#### WHAT YOU NEED TO DO:
Go through the material and pull out every line with the string "text" in it.

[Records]
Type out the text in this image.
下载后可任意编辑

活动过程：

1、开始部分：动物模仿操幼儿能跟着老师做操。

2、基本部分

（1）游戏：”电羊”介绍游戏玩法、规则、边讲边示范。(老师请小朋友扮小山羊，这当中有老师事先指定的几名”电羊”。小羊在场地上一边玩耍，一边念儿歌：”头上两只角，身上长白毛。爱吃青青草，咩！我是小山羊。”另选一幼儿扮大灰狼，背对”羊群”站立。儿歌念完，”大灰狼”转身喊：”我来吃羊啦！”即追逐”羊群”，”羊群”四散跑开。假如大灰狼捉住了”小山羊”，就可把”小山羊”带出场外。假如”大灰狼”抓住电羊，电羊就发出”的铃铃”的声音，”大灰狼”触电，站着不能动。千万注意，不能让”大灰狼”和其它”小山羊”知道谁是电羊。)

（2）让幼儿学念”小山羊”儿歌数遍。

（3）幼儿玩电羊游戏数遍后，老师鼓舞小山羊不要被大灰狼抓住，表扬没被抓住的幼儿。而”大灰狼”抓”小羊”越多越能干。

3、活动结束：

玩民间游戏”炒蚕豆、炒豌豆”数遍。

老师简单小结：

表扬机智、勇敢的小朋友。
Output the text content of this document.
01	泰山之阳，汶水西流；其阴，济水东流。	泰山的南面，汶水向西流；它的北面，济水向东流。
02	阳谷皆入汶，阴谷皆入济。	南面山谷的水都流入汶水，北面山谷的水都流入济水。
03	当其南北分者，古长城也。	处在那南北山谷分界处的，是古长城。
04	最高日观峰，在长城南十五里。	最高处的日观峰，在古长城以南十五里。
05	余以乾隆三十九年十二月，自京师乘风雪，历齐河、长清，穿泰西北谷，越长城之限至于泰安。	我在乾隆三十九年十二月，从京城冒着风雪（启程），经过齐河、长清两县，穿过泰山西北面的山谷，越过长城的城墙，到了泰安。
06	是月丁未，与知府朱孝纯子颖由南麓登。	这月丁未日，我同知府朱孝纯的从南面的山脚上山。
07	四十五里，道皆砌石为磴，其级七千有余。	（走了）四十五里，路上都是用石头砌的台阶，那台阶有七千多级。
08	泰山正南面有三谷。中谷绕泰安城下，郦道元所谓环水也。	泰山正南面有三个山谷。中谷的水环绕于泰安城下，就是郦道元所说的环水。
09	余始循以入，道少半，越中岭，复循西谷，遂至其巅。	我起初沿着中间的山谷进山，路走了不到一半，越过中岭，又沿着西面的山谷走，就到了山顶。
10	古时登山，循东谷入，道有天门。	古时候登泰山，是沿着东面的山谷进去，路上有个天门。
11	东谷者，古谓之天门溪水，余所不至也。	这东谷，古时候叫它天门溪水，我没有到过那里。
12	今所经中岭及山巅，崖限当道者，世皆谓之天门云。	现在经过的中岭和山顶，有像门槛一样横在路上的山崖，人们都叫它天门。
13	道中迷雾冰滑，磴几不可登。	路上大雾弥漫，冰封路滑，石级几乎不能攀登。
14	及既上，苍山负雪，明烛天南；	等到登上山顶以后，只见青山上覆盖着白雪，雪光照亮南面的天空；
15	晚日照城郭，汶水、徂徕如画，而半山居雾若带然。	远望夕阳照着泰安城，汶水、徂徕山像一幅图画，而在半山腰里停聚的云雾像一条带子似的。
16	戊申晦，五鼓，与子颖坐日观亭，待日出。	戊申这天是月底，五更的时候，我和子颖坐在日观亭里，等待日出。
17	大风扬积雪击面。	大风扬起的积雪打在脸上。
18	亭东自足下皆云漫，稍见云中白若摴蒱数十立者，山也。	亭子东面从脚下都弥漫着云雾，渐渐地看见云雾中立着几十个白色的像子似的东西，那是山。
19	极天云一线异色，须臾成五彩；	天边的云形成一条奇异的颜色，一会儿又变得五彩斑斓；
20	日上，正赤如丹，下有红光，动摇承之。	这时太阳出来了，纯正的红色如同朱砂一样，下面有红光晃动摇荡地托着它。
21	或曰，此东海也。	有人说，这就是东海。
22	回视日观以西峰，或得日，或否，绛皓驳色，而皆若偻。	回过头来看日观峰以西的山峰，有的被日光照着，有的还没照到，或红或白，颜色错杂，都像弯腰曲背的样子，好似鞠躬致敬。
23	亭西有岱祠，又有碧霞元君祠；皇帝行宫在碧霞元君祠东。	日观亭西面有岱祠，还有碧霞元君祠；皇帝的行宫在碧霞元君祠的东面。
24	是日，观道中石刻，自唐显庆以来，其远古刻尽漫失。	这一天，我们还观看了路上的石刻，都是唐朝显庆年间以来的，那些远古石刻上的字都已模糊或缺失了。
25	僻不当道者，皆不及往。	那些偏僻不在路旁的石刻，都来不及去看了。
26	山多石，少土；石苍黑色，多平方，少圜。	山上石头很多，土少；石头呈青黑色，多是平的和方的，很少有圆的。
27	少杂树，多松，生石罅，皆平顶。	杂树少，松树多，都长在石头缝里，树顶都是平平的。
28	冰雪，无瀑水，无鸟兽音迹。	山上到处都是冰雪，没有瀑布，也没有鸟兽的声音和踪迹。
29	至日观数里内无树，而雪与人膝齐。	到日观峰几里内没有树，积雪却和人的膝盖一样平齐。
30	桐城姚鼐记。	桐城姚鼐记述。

#### FULL OUTPUT:
Type out the text in this image.
Output the text content of this document.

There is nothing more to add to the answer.